> MATERIAL FOR THIS TASK
■ ■ ■ ■ ■ ■ ■
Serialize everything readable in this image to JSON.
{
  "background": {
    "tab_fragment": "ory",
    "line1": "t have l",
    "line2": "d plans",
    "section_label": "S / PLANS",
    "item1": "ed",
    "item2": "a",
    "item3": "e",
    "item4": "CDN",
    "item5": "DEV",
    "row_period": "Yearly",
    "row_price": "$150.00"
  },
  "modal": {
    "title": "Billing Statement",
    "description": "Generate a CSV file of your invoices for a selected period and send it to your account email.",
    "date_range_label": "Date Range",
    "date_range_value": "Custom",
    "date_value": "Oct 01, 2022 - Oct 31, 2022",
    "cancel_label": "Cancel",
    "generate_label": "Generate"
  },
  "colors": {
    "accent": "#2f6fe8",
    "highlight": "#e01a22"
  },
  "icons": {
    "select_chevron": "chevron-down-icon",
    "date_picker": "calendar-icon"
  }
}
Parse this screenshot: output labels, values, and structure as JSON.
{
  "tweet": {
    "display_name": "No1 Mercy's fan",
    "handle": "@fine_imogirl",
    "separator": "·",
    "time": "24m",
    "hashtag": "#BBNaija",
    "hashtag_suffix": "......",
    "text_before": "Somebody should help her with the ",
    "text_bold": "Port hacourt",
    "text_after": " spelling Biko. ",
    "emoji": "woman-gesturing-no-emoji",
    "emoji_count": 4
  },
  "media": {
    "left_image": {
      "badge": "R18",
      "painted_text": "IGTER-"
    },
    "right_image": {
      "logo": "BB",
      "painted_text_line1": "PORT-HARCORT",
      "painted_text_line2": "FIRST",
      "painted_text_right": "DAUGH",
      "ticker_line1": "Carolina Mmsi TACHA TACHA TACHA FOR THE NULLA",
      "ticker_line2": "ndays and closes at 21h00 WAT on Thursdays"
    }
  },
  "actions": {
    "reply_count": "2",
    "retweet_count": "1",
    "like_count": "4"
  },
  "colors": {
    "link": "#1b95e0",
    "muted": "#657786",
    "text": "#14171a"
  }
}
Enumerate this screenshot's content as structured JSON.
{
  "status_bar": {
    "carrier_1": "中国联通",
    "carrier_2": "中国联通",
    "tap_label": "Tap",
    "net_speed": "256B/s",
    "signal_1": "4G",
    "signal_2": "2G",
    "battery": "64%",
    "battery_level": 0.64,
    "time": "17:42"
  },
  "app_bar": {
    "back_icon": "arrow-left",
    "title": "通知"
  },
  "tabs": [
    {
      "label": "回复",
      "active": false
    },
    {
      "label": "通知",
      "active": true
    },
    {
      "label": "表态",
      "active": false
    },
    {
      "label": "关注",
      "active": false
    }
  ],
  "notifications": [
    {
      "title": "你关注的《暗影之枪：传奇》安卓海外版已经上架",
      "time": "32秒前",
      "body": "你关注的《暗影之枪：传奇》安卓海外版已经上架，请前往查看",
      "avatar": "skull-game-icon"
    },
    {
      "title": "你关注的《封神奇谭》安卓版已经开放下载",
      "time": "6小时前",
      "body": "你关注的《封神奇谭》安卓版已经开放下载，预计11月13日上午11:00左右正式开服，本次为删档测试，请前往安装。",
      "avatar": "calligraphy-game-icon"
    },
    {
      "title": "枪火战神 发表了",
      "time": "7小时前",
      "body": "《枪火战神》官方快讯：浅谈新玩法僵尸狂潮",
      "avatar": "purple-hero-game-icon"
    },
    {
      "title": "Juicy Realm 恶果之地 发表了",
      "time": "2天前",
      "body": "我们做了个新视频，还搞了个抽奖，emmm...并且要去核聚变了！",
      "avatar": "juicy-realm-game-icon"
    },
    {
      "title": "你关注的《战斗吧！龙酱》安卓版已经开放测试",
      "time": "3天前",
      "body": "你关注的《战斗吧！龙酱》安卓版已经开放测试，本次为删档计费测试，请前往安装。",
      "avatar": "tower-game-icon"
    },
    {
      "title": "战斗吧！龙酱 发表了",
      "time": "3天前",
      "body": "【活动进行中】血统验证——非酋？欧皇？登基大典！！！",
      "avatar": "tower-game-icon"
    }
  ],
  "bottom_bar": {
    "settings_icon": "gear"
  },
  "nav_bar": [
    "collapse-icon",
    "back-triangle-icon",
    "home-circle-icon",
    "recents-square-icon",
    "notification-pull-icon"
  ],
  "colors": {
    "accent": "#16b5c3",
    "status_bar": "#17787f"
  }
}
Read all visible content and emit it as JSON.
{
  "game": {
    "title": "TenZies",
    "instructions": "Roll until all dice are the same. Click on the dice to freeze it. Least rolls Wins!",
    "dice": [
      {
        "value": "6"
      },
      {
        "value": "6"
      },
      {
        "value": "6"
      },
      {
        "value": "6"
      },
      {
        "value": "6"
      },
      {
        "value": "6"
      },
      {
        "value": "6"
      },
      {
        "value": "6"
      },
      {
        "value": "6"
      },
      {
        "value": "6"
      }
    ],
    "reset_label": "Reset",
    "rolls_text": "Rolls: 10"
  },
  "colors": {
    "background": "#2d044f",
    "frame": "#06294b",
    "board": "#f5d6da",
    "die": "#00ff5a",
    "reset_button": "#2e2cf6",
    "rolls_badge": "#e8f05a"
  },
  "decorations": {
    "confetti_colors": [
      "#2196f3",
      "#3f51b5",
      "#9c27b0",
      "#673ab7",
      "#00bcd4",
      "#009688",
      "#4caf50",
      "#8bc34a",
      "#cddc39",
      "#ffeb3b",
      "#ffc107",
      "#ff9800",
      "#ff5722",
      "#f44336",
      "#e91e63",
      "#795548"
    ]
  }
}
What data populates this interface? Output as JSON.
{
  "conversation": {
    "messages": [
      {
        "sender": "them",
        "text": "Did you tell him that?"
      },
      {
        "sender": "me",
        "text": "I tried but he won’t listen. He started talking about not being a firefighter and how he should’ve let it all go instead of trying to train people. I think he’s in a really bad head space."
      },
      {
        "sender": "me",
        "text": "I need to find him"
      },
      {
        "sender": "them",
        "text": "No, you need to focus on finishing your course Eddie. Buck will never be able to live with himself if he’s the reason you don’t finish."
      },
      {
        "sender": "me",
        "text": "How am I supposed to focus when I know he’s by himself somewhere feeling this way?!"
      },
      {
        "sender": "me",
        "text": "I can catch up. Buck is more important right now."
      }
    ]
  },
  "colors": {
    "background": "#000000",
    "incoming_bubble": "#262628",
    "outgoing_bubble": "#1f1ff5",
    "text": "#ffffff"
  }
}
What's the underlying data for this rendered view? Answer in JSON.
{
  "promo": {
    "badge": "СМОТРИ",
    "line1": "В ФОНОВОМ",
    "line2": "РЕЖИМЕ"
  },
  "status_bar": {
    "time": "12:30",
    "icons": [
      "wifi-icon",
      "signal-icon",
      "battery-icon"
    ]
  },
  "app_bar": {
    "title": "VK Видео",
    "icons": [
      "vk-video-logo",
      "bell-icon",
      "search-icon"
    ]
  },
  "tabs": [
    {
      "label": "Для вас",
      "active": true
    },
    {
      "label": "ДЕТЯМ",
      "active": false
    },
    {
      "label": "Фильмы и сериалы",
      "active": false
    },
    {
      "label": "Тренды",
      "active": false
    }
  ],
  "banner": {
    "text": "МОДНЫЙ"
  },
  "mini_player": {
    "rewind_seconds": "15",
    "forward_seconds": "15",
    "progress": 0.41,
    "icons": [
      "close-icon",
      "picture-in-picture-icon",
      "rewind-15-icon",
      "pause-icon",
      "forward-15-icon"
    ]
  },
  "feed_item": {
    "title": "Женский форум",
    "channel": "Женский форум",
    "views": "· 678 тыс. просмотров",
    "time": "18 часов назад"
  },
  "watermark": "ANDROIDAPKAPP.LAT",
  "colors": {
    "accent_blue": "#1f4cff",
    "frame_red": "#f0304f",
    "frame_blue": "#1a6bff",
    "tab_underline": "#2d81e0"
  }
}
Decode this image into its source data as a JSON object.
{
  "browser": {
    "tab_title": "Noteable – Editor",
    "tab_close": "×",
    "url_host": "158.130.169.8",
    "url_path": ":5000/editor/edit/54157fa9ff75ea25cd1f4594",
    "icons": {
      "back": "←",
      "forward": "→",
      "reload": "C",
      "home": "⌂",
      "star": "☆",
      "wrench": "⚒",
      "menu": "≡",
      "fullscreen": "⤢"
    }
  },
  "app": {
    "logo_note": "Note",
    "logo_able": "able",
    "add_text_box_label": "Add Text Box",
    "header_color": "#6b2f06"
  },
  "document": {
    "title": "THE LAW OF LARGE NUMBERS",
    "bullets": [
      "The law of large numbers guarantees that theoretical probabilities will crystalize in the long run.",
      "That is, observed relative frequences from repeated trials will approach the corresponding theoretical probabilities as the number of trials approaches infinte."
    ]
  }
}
■ ■ ■ ■ ■ ■ ■
> WHAT YOU HAVE TO DO
Search the listing for the word "your". Copy every line in which it occurs.

> ANSWER FOR THIS EXERCISE
    "description": "Generate a CSV file of your invoices for a selected period and send it to your account email.",
        "text": "No, you need to focus on finishing your course Eddie. Buck will never be able to live with himself if he’s the reason you don’t finish."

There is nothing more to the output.